I think he has a lot of buffers but he chose to compartmentalize it away. For the time being, he could cash flow from his dividend portfolio. However, he is pretty clear that he is in the stage where he would rather reinvest the dividends so that the portfolio will be able to grow.
I do wish Jason all the best in his new job. If you look at his finances, it is in tip-top shape. Cleared off his mortgage, build-up a portfolio that allows him to do career transition.
If You Solely Depend on CPF for Your Retirement, You May Not Be the Best Person to Manage your CPF
A certain Clifford Theseira decided to follow a certain Toh Thiam Hock’s footsteps by complaining about his CPF on social media.
Mr. Thesiera complained that his CPF payout of $575 a month is rather measly and not enough for his wife and himself to live on. He would have to drive Grab to supplement and at 72 years old, he might not be able to drive for long.
So CPF came up with a swift rebuttal on a Sunday (!)
There were some who felt that CPF should not be opening up the people’s details to respond this way. However, what were they suppose to do when it seems Mr. Theseira wishes to use his own situations as evidence of our CPF’s failure?
CPF revealed that $140,000 was withdrawn from his CPF since he turned 55 and that the Medisave contribution from his pay would be 1% of his monthly income.
Here is my guess. There is a few information not reveal to us at this point but I believe Mr. Theseira pledge his 5-room flat so he set aside half his minimum sum (the old scheme) which goes into his CPF retirement account. Upon turning 55, about $140,000 was taken out. At the same time, he also had $60,000 in his CPF Medisave.
If you ask me, that does not seem like a person who does not have much money.
In February this year, Josephine Teo provided some figures on how much older Singaporeans are getting from CPF Life and Retirement Sum Scheme. It looks like what Mr. Theseira got is much higher than the average.
To top that, the Medisave is super healthy.
I think Mr. Theseira have inevitably showed what a “success” the CPF has been for Singaporeans like himself.
TOC came up with a rebuttal to CPF’s response:
Of course, the CPF Board did not disclose that from 55 to 65, there is no payout from one’s CPF Life. To survive, one will either have to work, assuming he can find a suitable job at the age of 50s to 60s, or to start using his withdrawn CPF funds from 55 to 65 to survive.
Assuming Mr Theseira used up the $140,000 from 55 to 65 before getting his monthly payouts of $575 after 65, on average, he would be surviving on $1,170 per month for both himself and his wife during the “lost decade”.
This is, in fact, a sum already less than the minimum $1,379 a month by a study for a single elderly aged 65 and above, in order to attain a “basic standard of living” in Singapore– The Online Citizen
Even the SDP decided to jump on this bandwagon and criticize the government on the CPF:
The SDP also questioned, “To date, the Government has refused to provide data on how many individuals squander their savings and turn to the state for help. Does the number warrant a blanket punishment for the vast majority of retirees like Mr Theseira who are responsible and astute managers of their own funds and lives?”
“Another crucial question that the PAP must answer is why at the age of 72 must Mr Theseira and others like him continue to work to support himself and his wife?

Required task 1: Recast the listing as a Markdown table with the columns "Row" and "Entry," covering only the lines from the one with "case-description: 성매매 (2022성*)" up to and including the one with "case-section: <소년사건> 1호", and omit any blank lines.

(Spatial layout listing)
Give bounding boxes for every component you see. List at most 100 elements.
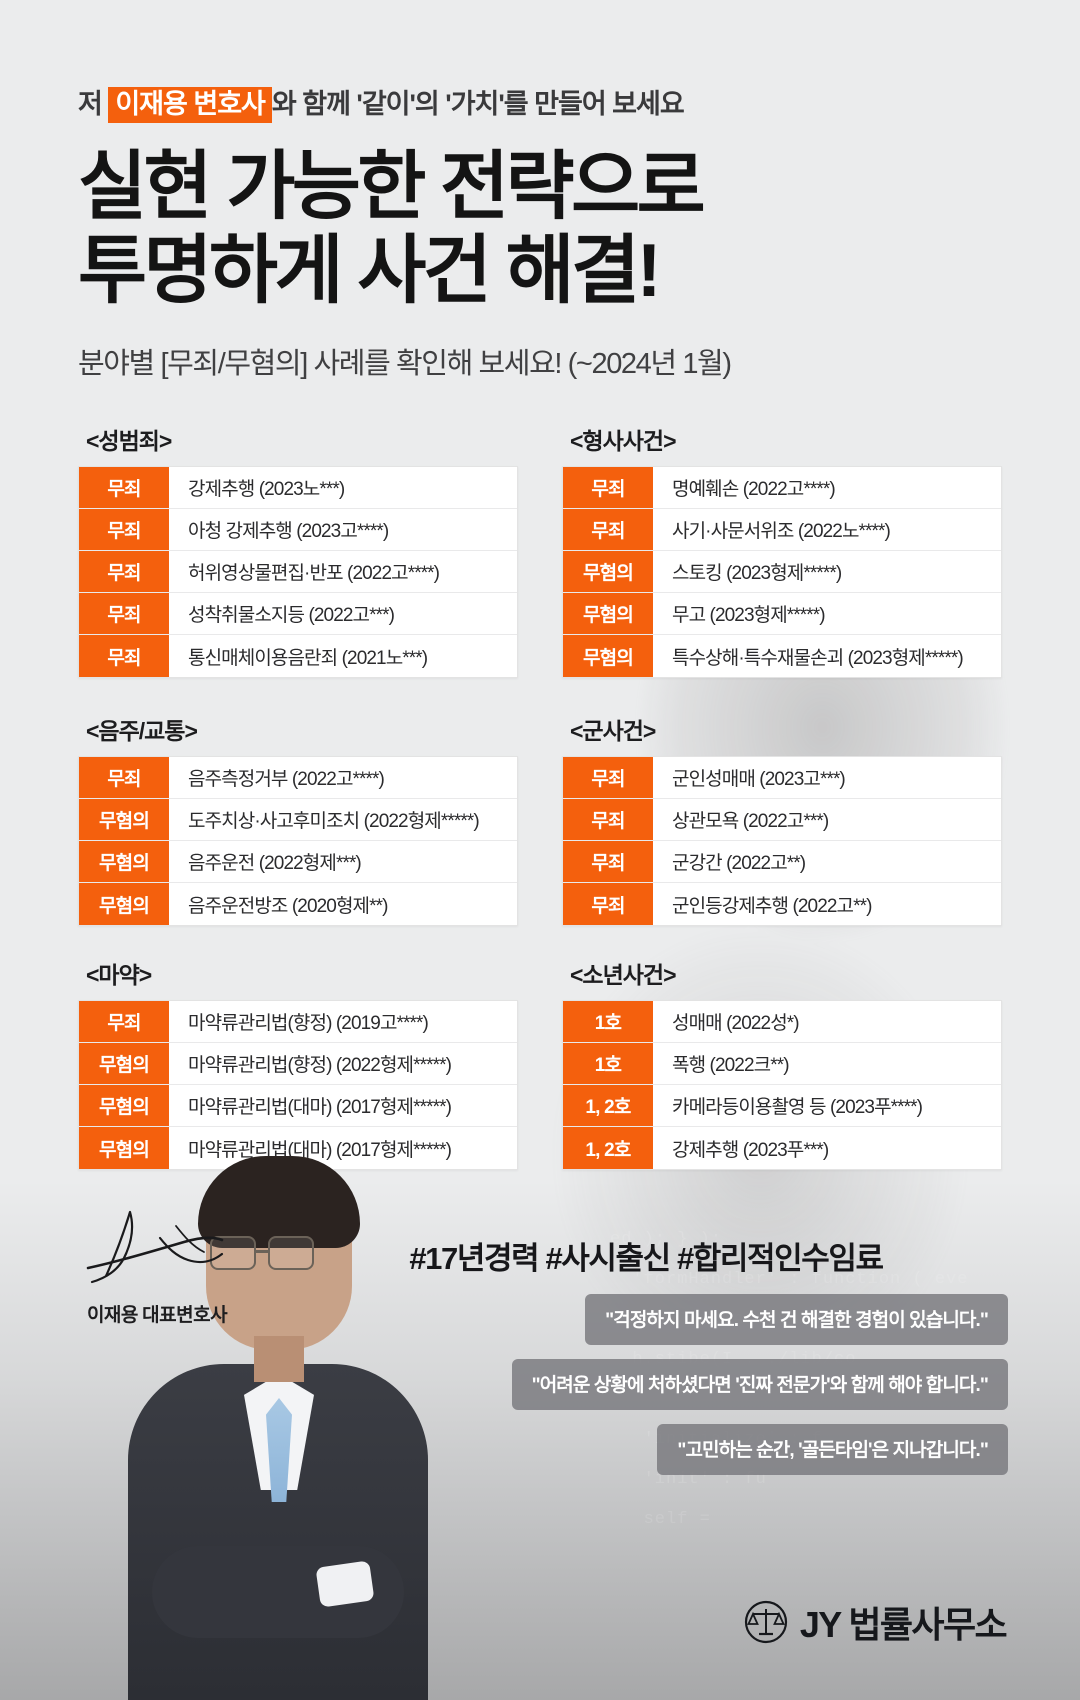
case-description: 성매매 (2022성*) <box>672 1013 800 1034</box>
table-row: 무죄 아청 강제추행 (2023고****) <box>79 509 517 551</box>
verdict-badge: 무혐의 <box>563 593 655 634</box>
case-section: <소년사건> 1호 성매매 (2022성*) 1호 폭행 (2022크**) 1, 2호 카… <box>562 956 1002 1178</box>
verdict-badge: 1호 <box>563 1001 655 1042</box>
verdict-badge: 1, 2호 <box>563 1085 655 1126</box>
case-description: 스토킹 (2023형제*****) <box>672 563 842 584</box>
table-row: 무죄 명예훼손 (2022고****) <box>563 467 1001 509</box>
case-description: 군인등강제추행 (2022고**) <box>672 895 872 917</box>
case-description: 강제추행 (2023푸***) <box>672 1139 829 1161</box>
case-description: 폭행 (2022크**) <box>672 1055 790 1076</box>
verdict-badge: 무죄 <box>79 467 171 508</box>
kicker-highlight: 이재용 변호사 <box>108 87 272 123</box>
signature-mark-icon <box>72 1202 242 1294</box>
table-row: 무혐의 마약류관리법(향정) (2022형제*****) <box>79 1043 517 1085</box>
verdict-badge: 무죄 <box>79 509 171 550</box>
headline-line-1: 실현 가능한 전략으로 <box>78 144 706 229</box>
verdict-badge: 무혐의 <box>563 551 655 592</box>
table-row: 무죄 허위영상물편집·반포 (2022고****) <box>79 551 517 593</box>
verdict-badge: 무혐의 <box>79 1043 171 1084</box>
case-description: 통신매체이용음란죄 (2021노***) <box>188 647 428 669</box>
case-table: 무죄 음주측정거부 (2022고****) 무혐의 도주치상·사고후미조치 (2022… <box>78 756 518 926</box>
case-section: <마약> 무죄 마약류관리법(향정) (2019고****) 무혐의 마약류관리법(향정… <box>78 956 518 1178</box>
table-row: 1호 성매매 (2022성*) <box>563 1001 1001 1043</box>
case-description: 명예훼손 (2022고****) <box>672 479 836 500</box>
case-description: 성착취물소지등 (2022고***) <box>188 605 395 626</box>
table-row: 무죄 강제추행 (2023노***) <box>79 467 517 509</box>
case-description: 마약류관리법(대마) (2017형제*****) <box>188 1097 452 1118</box>
kicker-before: 저 <box>78 89 109 119</box>
verdict-badge: 무죄 <box>79 551 171 592</box>
testimonial-quote: "걱정하지 마세요. 수천 건 해결한 경험이 있습니다." <box>585 1294 1008 1345</box>
case-table: 무죄 명예훼손 (2022고****) 무죄 사기·사문서위조 (2022노****)… <box>562 466 1002 678</box>
testimonial-quote: "어려운 상황에 처하셨다면 '진짜 전문가'와 함께 해야 합니다." <box>511 1359 1008 1410</box>
verdict-badge: 1, 2호 <box>563 1127 655 1169</box>
verdict-badge: 무혐의 <box>79 883 171 925</box>
brand-logo-text: JY 법률사무소 <box>799 1604 1008 1645</box>
verdict-badge: 무죄 <box>79 593 171 634</box>
case-section: <형사사건> 무죄 명예훼손 (2022고****) 무죄 사기·사문서위조 (2022… <box>562 422 1002 690</box>
case-description: 마약류관리법(향정) (2019고****) <box>188 1013 429 1034</box>
table-row: 무혐의 음주운전방조 (2020형제**) <box>79 883 517 925</box>
table-row: 무죄 군인성매매 (2023고***) <box>563 757 1001 799</box>
case-description: 도주치상·사고후미조치 (2022형제*****) <box>188 811 480 832</box>
case-description: 무고 (2023형제*****) <box>672 605 826 626</box>
table-row: 무죄 군강간 (2022고**) <box>563 841 1001 883</box>
verdict-badge: 무혐의 <box>79 841 171 882</box>
verdict-badge: 무혐의 <box>563 635 655 677</box>
case-description: 아청 강제추행 (2023고****) <box>188 521 389 542</box>
table-row: 무죄 상관모욕 (2022고***) <box>563 799 1001 841</box>
page-title: 실현 가능한 전략으로 투명하게 사건 해결! <box>78 144 978 312</box>
quote-list: "걱정하지 마세요. 수천 건 해결한 경험이 있습니다." "어려운 상황에 처… <box>368 1294 1008 1475</box>
case-description: 특수상해·특수재물손괴 (2023형제*****) <box>672 647 964 669</box>
table-row: 무혐의 스토킹 (2023형제*****) <box>563 551 1001 593</box>
table-row: 무죄 마약류관리법(향정) (2019고****) <box>79 1001 517 1043</box>
verdict-badge: 무죄 <box>563 883 655 925</box>
table-row: 무혐의 마약류관리법(대마) (2017형제*****) <box>79 1127 517 1169</box>
poster-header: 저 이재용 변호사 와 함께 '같이'의 '가치'를 만들어 보세요 실현 가능한… <box>78 86 978 382</box>
case-table: 무죄 군인성매매 (2023고***) 무죄 상관모욕 (2022고***) 무죄 군강간… <box>562 756 1002 926</box>
case-description: 군강간 (2022고**) <box>672 853 806 874</box>
case-description: 사기·사문서위조 (2022노****) <box>672 521 891 542</box>
verdict-badge: 무죄 <box>563 841 655 882</box>
table-row: 무혐의 음주운전 (2022형제***) <box>79 841 517 883</box>
table-row: 무죄 음주측정거부 (2022고****) <box>79 757 517 799</box>
case-description: 음주운전방조 (2020형제**) <box>188 895 388 917</box>
verdict-badge: 무죄 <box>563 467 655 508</box>
verdict-badge: 무죄 <box>79 1001 171 1042</box>
scales-of-justice-icon <box>744 1600 788 1644</box>
table-row: 무죄 통신매체이용음란죄 (2021노***) <box>79 635 517 677</box>
table-row: 무혐의 도주치상·사고후미조치 (2022형제*****) <box>79 799 517 841</box>
verdict-badge: 무죄 <box>563 509 655 550</box>
table-row: 무죄 사기·사문서위조 (2022노****) <box>563 509 1001 551</box>
case-section-title: <음주/교통> <box>86 718 198 744</box>
case-result-grid: <성범죄> 무죄 강제추행 (2023노***) 무죄 아청 강제추행 (2023고**… <box>78 422 1002 1200</box>
case-section-title: <성범죄> <box>86 428 172 454</box>
table-row: 무혐의 특수상해·특수재물손괴 (2023형제*****) <box>563 635 1001 677</box>
signature-block: 이재용 대표변호사 <box>72 1202 242 1327</box>
kicker-after: 와 함께 '같이'의 '가치'를 만들어 보세요 <box>271 89 685 119</box>
verdict-badge: 1호 <box>563 1043 655 1084</box>
case-description: 허위영상물편집·반포 (2022고****) <box>188 563 440 584</box>
table-row: 무혐의 무고 (2023형제*****) <box>563 593 1001 635</box>
case-section-title: <형사사건> <box>570 428 677 454</box>
testimonial-quote: "고민하는 순간, '골든타임'은 지나갑니다." <box>657 1424 1008 1475</box>
verdict-badge: 무죄 <box>79 635 171 677</box>
case-description: 카메라등이용촬영 등 (2023푸****) <box>672 1097 923 1118</box>
case-section-title: <군사건> <box>570 718 656 744</box>
case-table: 무죄 강제추행 (2023노***) 무죄 아청 강제추행 (2023고****) 무죄… <box>78 466 518 678</box>
table-row: 1호 폭행 (2022크**) <box>563 1043 1001 1085</box>
case-section-title: <마약> <box>86 962 152 988</box>
kicker-line: 저 이재용 변호사 와 함께 '같이'의 '가치'를 만들어 보세요 <box>78 86 978 123</box>
case-description: 군인성매매 (2023고***) <box>672 769 846 790</box>
verdict-badge: 무혐의 <box>79 799 171 840</box>
headline-line-2: 투명하게 사건 해결! <box>78 228 662 313</box>
hashtag-line: #17년경력 #사시출신 #합리적인수임료 <box>409 1241 884 1276</box>
table-row: 1, 2호 강제추행 (2023푸***) <box>563 1127 1001 1169</box>
signature-name: 이재용 대표변호사 <box>86 1305 228 1326</box>
table-row: 무죄 군인등강제추행 (2022고**) <box>563 883 1001 925</box>
case-description: 강제추행 (2023노***) <box>188 479 345 500</box>
brand-logo: JY 법률사무소 <box>744 1596 1008 1648</box>
verdict-badge: 무혐의 <box>79 1127 171 1169</box>
case-description: 마약류관리법(향정) (2022형제*****) <box>188 1055 452 1076</box>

Required task 2: Copy the passage of the text on CPF from "There were some" up to and including "his CPF Medisave.", without any changes.

Correct response 1:
| Row | Entry |
|---|---|
| 1 | case-description: 성매매 (2022성*) <box>672 1013 800 1034</box> |
| 2 | table-row: 무죄 아청 강제추행 (2023고****) <box>79 509 517 551</box> |
| 3 | verdict-badge: 무혐의 <box>563 593 655 634</box> |
| 4 | case-section: <소년사건> 1호 성매매 (2022성*) 1호 폭행 (2022크**) 1, 2호 카… <box>562 956 1002 1178</box> |

Correct response 2:
There were some who felt that CPF should not be opening up the people’s details to respond this way. However, what were they suppose to do when it seems Mr. Theseira wishes to use his own situations as evidence of our CPF’s failure?
CPF revealed that $140,000 was withdrawn from his CPF since he turned 55 and that the Medisave contribution from his pay would be 1% of his monthly income.
Here is my guess. There is a few information not reveal to us at this point but I believe Mr. Theseira pledge his 5-room flat so he set aside half his minimum sum (the old scheme) which goes into his CPF retirement account. Upon turning 55, about $140,000 was taken out. At the same time, he also had $60,000 in his CPF Medisave.